_Extracted entries:_

**********

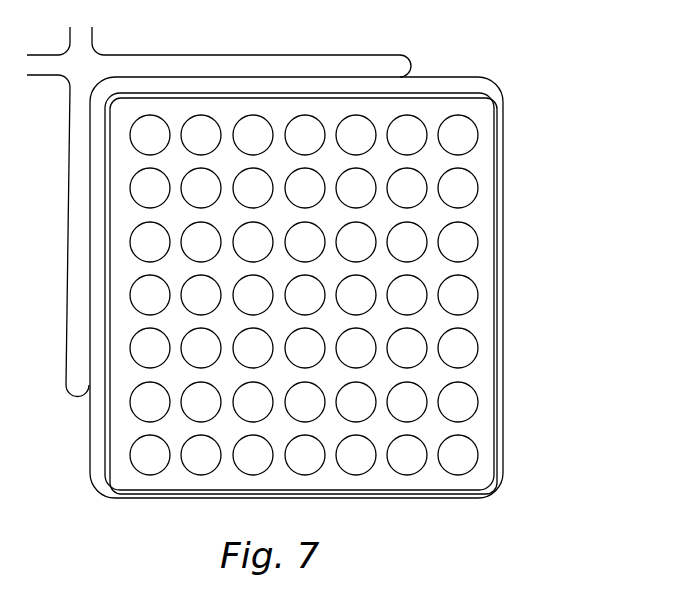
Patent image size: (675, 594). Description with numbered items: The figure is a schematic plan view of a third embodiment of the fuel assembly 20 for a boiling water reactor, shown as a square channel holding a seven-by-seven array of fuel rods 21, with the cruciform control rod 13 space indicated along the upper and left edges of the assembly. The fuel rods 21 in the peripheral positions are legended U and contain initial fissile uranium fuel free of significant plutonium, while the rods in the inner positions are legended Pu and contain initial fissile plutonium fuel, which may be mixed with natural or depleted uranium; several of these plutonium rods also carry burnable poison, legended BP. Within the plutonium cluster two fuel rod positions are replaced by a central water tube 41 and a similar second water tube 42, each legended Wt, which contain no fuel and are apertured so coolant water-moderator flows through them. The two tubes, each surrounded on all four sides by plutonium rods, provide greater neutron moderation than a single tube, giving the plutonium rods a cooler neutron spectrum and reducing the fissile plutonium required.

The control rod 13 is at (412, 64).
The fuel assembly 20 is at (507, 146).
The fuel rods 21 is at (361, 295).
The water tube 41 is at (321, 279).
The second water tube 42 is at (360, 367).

**********

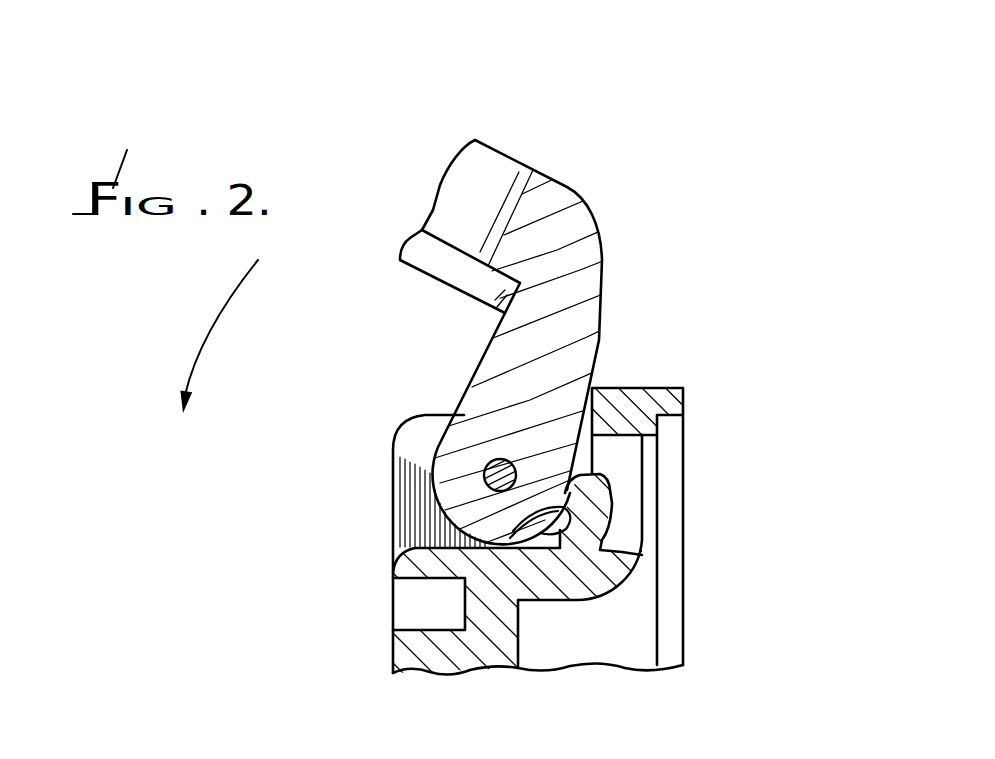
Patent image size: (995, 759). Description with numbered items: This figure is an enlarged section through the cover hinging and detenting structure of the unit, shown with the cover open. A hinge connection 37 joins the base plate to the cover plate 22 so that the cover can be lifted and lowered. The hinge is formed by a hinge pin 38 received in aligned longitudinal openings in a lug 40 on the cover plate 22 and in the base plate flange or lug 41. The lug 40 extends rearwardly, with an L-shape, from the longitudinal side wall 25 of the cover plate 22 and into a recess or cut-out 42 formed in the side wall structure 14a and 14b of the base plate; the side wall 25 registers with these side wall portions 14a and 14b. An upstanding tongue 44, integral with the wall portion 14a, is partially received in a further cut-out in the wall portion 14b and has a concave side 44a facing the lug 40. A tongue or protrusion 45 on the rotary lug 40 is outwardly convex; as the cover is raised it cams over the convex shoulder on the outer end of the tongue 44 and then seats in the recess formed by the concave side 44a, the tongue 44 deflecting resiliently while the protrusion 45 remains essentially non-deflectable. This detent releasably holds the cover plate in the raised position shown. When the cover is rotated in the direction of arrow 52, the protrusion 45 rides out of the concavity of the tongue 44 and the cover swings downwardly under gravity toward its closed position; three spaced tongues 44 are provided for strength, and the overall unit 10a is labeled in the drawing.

**********

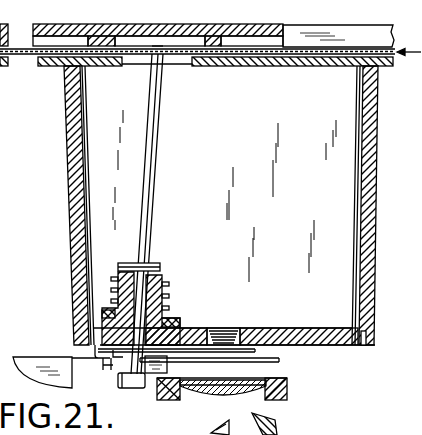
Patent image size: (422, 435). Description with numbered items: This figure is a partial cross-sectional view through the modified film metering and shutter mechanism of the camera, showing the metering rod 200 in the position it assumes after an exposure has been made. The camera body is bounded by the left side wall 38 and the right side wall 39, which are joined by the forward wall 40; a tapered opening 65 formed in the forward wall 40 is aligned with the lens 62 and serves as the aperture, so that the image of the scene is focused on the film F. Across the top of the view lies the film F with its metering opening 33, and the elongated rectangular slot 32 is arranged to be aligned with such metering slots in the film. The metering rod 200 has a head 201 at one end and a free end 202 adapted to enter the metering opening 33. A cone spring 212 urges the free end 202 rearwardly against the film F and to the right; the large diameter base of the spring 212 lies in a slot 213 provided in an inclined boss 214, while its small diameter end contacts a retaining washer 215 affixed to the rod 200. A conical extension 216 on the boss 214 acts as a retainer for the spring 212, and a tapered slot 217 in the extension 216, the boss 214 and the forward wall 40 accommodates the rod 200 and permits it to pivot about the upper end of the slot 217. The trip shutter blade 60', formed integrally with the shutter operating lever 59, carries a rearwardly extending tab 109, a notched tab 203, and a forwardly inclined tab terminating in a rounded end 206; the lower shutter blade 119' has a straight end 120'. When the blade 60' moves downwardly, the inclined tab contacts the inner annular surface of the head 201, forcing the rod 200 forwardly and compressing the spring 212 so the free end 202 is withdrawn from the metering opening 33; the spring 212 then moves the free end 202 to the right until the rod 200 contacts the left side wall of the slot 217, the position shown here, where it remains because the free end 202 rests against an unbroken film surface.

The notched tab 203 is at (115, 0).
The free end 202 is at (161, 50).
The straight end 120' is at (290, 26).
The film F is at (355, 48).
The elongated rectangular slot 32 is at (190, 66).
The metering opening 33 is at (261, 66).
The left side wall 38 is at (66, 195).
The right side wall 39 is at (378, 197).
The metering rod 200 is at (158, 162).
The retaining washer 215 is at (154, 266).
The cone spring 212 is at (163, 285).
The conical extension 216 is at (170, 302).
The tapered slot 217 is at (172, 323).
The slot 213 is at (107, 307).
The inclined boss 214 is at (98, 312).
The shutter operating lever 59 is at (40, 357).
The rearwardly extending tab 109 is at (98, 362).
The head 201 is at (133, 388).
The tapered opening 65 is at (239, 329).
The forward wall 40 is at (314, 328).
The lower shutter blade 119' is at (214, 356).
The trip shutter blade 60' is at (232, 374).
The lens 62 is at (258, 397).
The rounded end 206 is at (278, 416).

**********

_Goal:_
Can you rewrite the listing above as a numbered list, from the line holding "Patent image size: (675, 594)." through the line holding "The second water tube 42 is at (360, 367).", both included, leaving out blank lines?

_Expected answer:_
1. Patent image size: (675, 594). Description with numbered items: The figure is a schematic plan view of a third embodiment of the fuel assembly 20 for a boiling water reactor, shown as a square channel holding a seven-by-seven array of fuel rods 21, with the cruciform control rod 13 space indicated along the upper and left edges of the assembly. The fuel rods 21 in the peripheral positions are legended U and contain initial fissile uranium fuel free of significant plutonium, while the rods in the inner positions are legended Pu and contain initial fissile plutonium fuel, which may be mixed with natural or depleted uranium; several of these plutonium rods also carry burnable poison, legended BP. Within the plutonium cluster two fuel rod positions are replaced by a central water tube 41 and a similar second water tube 42, each legended Wt, which contain no fuel and are apertured so coolant water-moderator flows through them. The two tubes, each surrounded on all four sides by plutonium rods, provide greater neutron moderation than a single tube, giving the plutonium rods a cooler neutron spectrum and reducing the fissile plutonium required.
2. The control rod 13 is at (412, 64).
3. The fuel assembly 20 is at (507, 146).
4. The fuel rods 21 is at (361, 295).
5. The water tube 41 is at (321, 279).
6. The second water tube 42 is at (360, 367).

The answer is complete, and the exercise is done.